Task:
Copy the lines below word for word, starting at the line that contains "List every element" and ending after the line that contains "legend-item[interactable]: 在建工程合计 bbox=[418, 715, 608, 753]".

Available records:
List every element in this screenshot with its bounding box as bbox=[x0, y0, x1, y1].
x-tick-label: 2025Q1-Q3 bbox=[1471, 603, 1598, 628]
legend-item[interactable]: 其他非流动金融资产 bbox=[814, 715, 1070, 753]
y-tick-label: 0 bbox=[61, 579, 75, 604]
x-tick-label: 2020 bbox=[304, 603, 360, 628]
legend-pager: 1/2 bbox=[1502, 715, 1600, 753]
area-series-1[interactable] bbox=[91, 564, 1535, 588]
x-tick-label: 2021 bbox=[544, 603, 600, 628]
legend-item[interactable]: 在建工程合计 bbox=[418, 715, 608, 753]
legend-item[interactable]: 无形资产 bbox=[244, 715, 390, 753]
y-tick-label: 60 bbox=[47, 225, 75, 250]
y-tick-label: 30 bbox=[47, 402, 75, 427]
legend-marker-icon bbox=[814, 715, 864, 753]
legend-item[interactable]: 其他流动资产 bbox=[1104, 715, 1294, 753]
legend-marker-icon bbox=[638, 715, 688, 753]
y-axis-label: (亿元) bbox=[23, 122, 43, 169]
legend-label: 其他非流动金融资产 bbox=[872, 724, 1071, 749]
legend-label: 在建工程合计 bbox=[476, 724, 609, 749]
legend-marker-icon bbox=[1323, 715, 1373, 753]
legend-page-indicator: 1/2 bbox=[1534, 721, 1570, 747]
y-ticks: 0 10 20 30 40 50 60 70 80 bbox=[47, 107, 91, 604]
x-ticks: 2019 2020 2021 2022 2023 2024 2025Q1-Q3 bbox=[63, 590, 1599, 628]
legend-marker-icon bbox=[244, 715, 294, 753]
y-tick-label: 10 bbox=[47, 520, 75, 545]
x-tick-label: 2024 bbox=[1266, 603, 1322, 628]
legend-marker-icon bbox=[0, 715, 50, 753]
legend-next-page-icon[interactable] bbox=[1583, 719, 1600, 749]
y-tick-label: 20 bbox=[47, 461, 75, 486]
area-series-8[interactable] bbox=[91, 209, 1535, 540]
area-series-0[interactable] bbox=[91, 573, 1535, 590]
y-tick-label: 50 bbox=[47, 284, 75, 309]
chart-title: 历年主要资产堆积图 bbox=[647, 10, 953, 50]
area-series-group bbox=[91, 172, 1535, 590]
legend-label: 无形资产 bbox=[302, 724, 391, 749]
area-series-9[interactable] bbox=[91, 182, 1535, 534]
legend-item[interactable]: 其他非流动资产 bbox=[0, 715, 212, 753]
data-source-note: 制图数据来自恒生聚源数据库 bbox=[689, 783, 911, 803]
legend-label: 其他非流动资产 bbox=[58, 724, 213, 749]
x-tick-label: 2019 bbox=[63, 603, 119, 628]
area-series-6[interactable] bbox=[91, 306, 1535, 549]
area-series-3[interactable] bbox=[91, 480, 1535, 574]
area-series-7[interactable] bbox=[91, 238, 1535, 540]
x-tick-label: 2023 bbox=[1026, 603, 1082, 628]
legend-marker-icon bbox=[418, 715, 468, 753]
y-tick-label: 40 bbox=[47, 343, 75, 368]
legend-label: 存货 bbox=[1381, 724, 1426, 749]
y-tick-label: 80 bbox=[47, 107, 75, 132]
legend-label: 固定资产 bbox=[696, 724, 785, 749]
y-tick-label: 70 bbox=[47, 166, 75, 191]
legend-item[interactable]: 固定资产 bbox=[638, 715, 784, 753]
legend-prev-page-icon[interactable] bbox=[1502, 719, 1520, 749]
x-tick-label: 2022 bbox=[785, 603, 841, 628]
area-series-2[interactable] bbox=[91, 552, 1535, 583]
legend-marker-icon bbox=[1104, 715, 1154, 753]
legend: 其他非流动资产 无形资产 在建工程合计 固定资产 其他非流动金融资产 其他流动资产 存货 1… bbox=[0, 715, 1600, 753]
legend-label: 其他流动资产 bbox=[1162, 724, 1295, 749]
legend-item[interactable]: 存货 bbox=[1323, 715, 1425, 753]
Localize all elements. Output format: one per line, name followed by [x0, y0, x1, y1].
...
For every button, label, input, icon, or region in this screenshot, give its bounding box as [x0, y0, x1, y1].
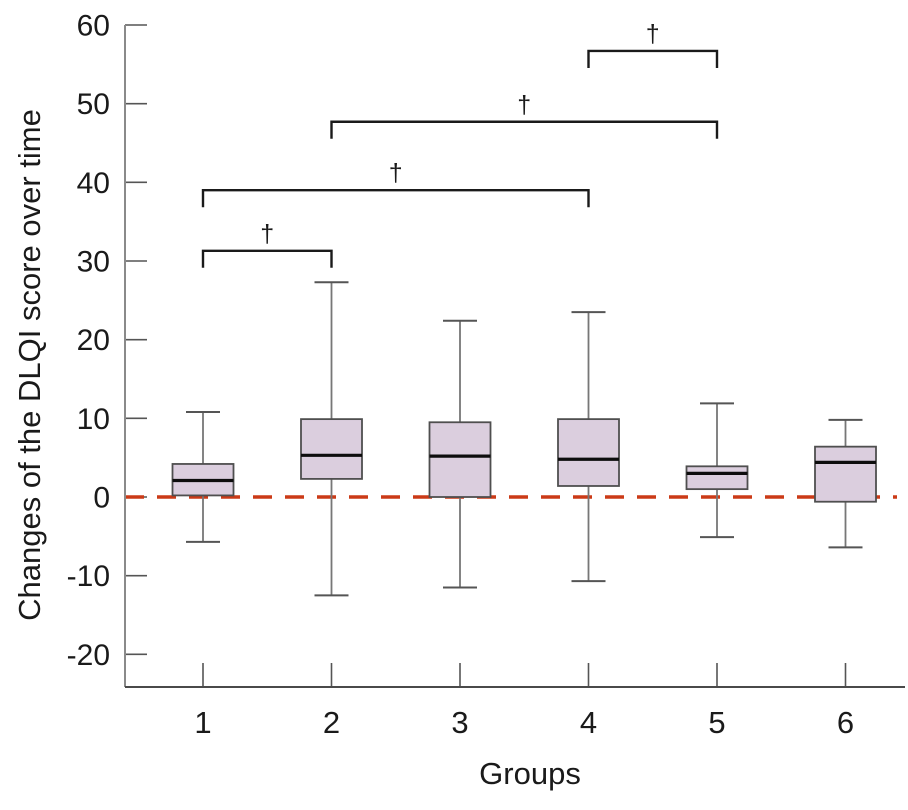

Problem solution:
List every element in this screenshot with its bounding box as bbox=[x0, y0, x1, y1].
x-tick-label: 2025Q1-Q3 bbox=[1471, 603, 1598, 628]
legend-item[interactable]: 其他非流动金融资产 bbox=[814, 715, 1070, 753]
y-tick-label: 0 bbox=[61, 579, 75, 604]
x-tick-label: 2020 bbox=[304, 603, 360, 628]
legend-pager: 1/2 bbox=[1502, 715, 1600, 753]
area-series-1[interactable] bbox=[91, 564, 1535, 588]
x-tick-label: 2021 bbox=[544, 603, 600, 628]
legend-item[interactable]: 在建工程合计 bbox=[418, 715, 608, 753]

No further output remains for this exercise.